TASK ITEM: Would you repeat all the lines below, exactly as they stand?

MATERIALS PROVIDED:

+++

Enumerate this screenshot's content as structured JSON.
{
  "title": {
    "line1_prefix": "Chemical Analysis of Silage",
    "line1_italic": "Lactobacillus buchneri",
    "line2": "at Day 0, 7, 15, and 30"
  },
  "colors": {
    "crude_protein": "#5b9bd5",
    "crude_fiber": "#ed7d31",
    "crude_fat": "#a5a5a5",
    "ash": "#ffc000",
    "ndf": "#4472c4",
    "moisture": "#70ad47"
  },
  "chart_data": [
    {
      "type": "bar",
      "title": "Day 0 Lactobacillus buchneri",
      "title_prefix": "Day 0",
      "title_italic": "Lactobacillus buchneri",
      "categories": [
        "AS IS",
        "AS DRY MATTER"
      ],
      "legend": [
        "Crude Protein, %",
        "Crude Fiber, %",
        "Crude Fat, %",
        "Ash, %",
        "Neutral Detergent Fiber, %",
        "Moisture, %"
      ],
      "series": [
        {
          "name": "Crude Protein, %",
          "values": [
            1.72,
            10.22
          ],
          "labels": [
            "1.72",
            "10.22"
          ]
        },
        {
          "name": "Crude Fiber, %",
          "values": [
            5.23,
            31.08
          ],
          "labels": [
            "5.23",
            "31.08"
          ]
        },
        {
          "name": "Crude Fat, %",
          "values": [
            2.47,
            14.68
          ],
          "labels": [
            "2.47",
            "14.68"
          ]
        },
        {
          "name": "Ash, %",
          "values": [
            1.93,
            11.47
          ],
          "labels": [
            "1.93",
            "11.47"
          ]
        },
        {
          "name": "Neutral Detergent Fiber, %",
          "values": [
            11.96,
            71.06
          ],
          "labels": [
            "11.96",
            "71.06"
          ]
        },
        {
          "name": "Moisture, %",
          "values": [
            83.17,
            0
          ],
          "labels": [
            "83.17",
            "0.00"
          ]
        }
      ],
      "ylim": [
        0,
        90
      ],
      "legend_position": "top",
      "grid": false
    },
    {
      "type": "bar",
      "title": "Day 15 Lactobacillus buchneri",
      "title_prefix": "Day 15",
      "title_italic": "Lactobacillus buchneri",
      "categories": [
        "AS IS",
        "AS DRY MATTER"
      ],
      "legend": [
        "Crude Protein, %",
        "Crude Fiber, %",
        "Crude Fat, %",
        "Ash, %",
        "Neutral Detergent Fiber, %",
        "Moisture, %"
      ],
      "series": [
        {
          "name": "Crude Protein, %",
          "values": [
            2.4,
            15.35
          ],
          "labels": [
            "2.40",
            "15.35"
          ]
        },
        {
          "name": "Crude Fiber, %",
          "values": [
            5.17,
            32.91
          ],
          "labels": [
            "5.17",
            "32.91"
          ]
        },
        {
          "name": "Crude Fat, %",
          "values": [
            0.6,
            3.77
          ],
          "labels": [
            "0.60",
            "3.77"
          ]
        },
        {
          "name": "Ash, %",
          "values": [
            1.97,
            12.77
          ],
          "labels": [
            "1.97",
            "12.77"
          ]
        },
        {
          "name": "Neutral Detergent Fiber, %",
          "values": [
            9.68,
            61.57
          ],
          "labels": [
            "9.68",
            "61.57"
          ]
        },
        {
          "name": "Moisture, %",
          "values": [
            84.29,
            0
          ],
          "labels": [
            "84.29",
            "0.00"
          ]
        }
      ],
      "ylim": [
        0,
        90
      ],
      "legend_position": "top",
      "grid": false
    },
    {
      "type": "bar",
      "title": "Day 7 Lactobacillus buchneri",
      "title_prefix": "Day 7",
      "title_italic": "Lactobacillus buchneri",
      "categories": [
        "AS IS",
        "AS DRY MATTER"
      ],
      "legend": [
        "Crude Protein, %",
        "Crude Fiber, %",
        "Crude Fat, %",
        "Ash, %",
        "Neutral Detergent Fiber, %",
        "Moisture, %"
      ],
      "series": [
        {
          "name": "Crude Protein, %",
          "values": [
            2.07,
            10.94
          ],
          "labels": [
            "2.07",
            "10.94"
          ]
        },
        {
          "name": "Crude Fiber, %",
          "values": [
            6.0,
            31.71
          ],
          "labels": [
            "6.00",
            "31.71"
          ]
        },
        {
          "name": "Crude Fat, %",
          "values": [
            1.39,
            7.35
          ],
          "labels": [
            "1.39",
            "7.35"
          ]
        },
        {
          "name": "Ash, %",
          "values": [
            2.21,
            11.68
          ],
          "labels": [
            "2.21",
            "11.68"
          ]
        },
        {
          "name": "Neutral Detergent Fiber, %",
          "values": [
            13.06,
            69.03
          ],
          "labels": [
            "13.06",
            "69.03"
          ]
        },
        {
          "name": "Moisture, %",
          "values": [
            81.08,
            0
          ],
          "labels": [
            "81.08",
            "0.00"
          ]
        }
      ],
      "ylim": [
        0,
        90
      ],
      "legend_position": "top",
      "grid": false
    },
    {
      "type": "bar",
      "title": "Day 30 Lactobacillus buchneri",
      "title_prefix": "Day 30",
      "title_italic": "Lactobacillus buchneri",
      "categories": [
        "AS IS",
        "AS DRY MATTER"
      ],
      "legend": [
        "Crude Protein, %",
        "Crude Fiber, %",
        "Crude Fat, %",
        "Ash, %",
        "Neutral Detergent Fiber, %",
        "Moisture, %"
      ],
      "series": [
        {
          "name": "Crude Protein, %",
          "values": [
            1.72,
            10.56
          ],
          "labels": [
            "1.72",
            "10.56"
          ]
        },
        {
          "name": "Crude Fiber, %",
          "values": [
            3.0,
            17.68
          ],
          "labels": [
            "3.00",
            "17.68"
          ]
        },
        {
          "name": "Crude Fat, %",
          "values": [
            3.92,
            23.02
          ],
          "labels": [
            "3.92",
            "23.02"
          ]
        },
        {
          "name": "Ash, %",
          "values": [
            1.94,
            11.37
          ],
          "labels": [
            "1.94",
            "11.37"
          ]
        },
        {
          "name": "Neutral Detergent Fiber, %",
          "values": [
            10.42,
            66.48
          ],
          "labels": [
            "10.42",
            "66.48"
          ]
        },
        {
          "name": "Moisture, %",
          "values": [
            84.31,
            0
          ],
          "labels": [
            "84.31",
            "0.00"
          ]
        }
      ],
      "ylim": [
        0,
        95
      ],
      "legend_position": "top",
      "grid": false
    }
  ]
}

+++

TASK RESPONSE:
Enumerate this screenshot's content as structured JSON.
{
  "title": {
    "line1_prefix": "Chemical Analysis of Silage",
    "line1_italic": "Lactobacillus buchneri",
    "line2": "at Day 0, 7, 15, and 30"
  },
  "colors": {
    "crude_protein": "#5b9bd5",
    "crude_fiber": "#ed7d31",
    "crude_fat": "#a5a5a5",
    "ash": "#ffc000",
    "ndf": "#4472c4",
    "moisture": "#70ad47"
  },
  "chart_data": [
    {
      "type": "bar",
      "title": "Day 0 Lactobacillus buchneri",
      "title_prefix": "Day 0",
      "title_italic": "Lactobacillus buchneri",
      "categories": [
        "AS IS",
        "AS DRY MATTER"
      ],
      "legend": [
        "Crude Protein, %",
        "Crude Fiber, %",
        "Crude Fat, %",
        "Ash, %",
        "Neutral Detergent Fiber, %",
        "Moisture, %"
      ],
      "series": [
        {
          "name": "Crude Protein, %",
          "values": [
            1.72,
            10.22
          ],
          "labels": [
            "1.72",
            "10.22"
          ]
        },
        {
          "name": "Crude Fiber, %",
          "values": [
            5.23,
            31.08
          ],
          "labels": [
            "5.23",
            "31.08"
          ]
        },
        {
          "name": "Crude Fat, %",
          "values": [
            2.47,
            14.68
          ],
          "labels": [
            "2.47",
            "14.68"
          ]
        },
        {
          "name": "Ash, %",
          "values": [
            1.93,
            11.47
          ],
          "labels": [
            "1.93",
            "11.47"
          ]
        },
        {
          "name": "Neutral Detergent Fiber, %",
          "values": [
            11.96,
            71.06
          ],
          "labels": [
            "11.96",
            "71.06"
          ]
        },
        {
          "name": "Moisture, %",
          "values": [
            83.17,
            0
          ],
          "labels": [
            "83.17",
            "0.00"
          ]
        }
      ],
      "ylim": [
        0,
        90
      ],
      "legend_position": "top",
      "grid": false
    },
    {
      "type": "bar",
      "title": "Day 15 Lactobacillus buchneri",
      "title_prefix": "Day 15",
      "title_italic": "Lactobacillus buchneri",
      "categories": [
        "AS IS",
        "AS DRY MATTER"
      ],
      "legend": [
        "Crude Protein, %",
        "Crude Fiber, %",
        "Crude Fat, %",
        "Ash, %",
        "Neutral Detergent Fiber, %",
        "Moisture, %"
      ],
      "series": [
        {
          "name": "Crude Protein, %",
          "values": [
            2.4,
            15.35
          ],
          "labels": [
            "2.40",
            "15.35"
          ]
        },
        {
          "name": "Crude Fiber, %",
          "values": [
            5.17,
            32.91
          ],
          "labels": [
            "5.17",
            "32.91"
          ]
        },
        {
          "name": "Crude Fat, %",
          "values": [
            0.6,
            3.77
          ],
          "labels": [
            "0.60",
            "3.77"
          ]
        },
        {
          "name": "Ash, %",
          "values": [
            1.97,
            12.77
          ],
          "labels": [
            "1.97",
            "12.77"
          ]
        },
        {
          "name": "Neutral Detergent Fiber, %",
          "values": [
            9.68,
            61.57
          ],
          "labels": [
            "9.68",
            "61.57"
          ]
        },
        {
          "name": "Moisture, %",
          "values": [
            84.29,
            0
          ],
          "labels": [
            "84.29",
            "0.00"
          ]
        }
      ],
      "ylim": [
        0,
        90
      ],
      "legend_position": "top",
      "grid": false
    },
    {
      "type": "bar",
      "title": "Day 7 Lactobacillus buchneri",
      "title_prefix": "Day 7",
      "title_italic": "Lactobacillus buchneri",
      "categories": [
        "AS IS",
        "AS DRY MATTER"
      ],
      "legend": [
        "Crude Protein, %",
        "Crude Fiber, %",
        "Crude Fat, %",
        "Ash, %",
        "Neutral Detergent Fiber, %",
        "Moisture, %"
      ],
      "series": [
        {
          "name": "Crude Protein, %",
          "values": [
            2.07,
            10.94
          ],
          "labels": [
            "2.07",
            "10.94"
          ]
        },
        {
          "name": "Crude Fiber, %",
          "values": [
            6.0,
            31.71
          ],
          "labels": [
            "6.00",
            "31.71"
          ]
        },
        {
          "name": "Crude Fat, %",
          "values": [
            1.39,
            7.35
          ],
          "labels": [
            "1.39",
            "7.35"
          ]
        },
        {
          "name": "Ash, %",
          "values": [
            2.21,
            11.68
          ],
          "labels": [
            "2.21",
            "11.68"
          ]
        },
        {
          "name": "Neutral Detergent Fiber, %",
          "values": [
            13.06,
            69.03
          ],
          "labels": [
            "13.06",
            "69.03"
          ]
        },
        {
          "name": "Moisture, %",
          "values": [
            81.08,
            0
          ],
          "labels": [
            "81.08",
            "0.00"
          ]
        }
      ],
      "ylim": [
        0,
        90
      ],
      "legend_position": "top",
      "grid": false
    },
    {
      "type": "bar",
      "title": "Day 30 Lactobacillus buchneri",
      "title_prefix": "Day 30",
      "title_italic": "Lactobacillus buchneri",
      "categories": [
        "AS IS",
        "AS DRY MATTER"
      ],
      "legend": [
        "Crude Protein, %",
        "Crude Fiber, %",
        "Crude Fat, %",
        "Ash, %",
        "Neutral Detergent Fiber, %",
        "Moisture, %"
      ],
      "series": [
        {
          "name": "Crude Protein, %",
          "values": [
            1.72,
            10.56
          ],
          "labels": [
            "1.72",
            "10.56"
          ]
        },
        {
          "name": "Crude Fiber, %",
          "values": [
            3.0,
            17.68
          ],
          "labels": [
            "3.00",
            "17.68"
          ]
        },
        {
          "name": "Crude Fat, %",
          "values": [
            3.92,
            23.02
          ],
          "labels": [
            "3.92",
            "23.02"
          ]
        },
        {
          "name": "Ash, %",
          "values": [
            1.94,
            11.37
          ],
          "labels": [
            "1.94",
            "11.37"
          ]
        },
        {
          "name": "Neutral Detergent Fiber, %",
          "values": [
            10.42,
            66.48
          ],
          "labels": [
            "10.42",
            "66.48"
          ]
        },
        {
          "name": "Moisture, %",
          "values": [
            84.31,
            0
          ],
          "labels": [
            "84.31",
            "0.00"
          ]
        }
      ],
      "ylim": [
        0,
        95
      ],
      "legend_position": "top",
      "grid": false
    }
  ]
}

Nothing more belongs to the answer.